[DIRECTIONS FOR THIS TASK]
The answer is a single number: how many lines hold the string "nacimiento".

** begin INPUT MATERIAL **

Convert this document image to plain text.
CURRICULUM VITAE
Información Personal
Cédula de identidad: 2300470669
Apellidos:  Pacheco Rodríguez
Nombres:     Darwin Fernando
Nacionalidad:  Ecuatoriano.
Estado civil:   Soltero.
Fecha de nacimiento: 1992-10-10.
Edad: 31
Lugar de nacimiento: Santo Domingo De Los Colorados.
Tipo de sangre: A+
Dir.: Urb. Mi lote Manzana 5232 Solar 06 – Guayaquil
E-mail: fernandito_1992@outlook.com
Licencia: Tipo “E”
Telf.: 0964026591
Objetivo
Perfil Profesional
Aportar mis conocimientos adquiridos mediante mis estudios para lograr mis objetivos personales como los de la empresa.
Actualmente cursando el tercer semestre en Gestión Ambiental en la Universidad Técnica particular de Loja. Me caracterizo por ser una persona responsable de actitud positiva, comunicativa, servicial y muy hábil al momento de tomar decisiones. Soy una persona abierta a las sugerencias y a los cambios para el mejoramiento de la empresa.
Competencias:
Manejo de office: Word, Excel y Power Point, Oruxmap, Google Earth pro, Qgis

** end INPUT MATERIAL **

[RESPONSE BELOW]
2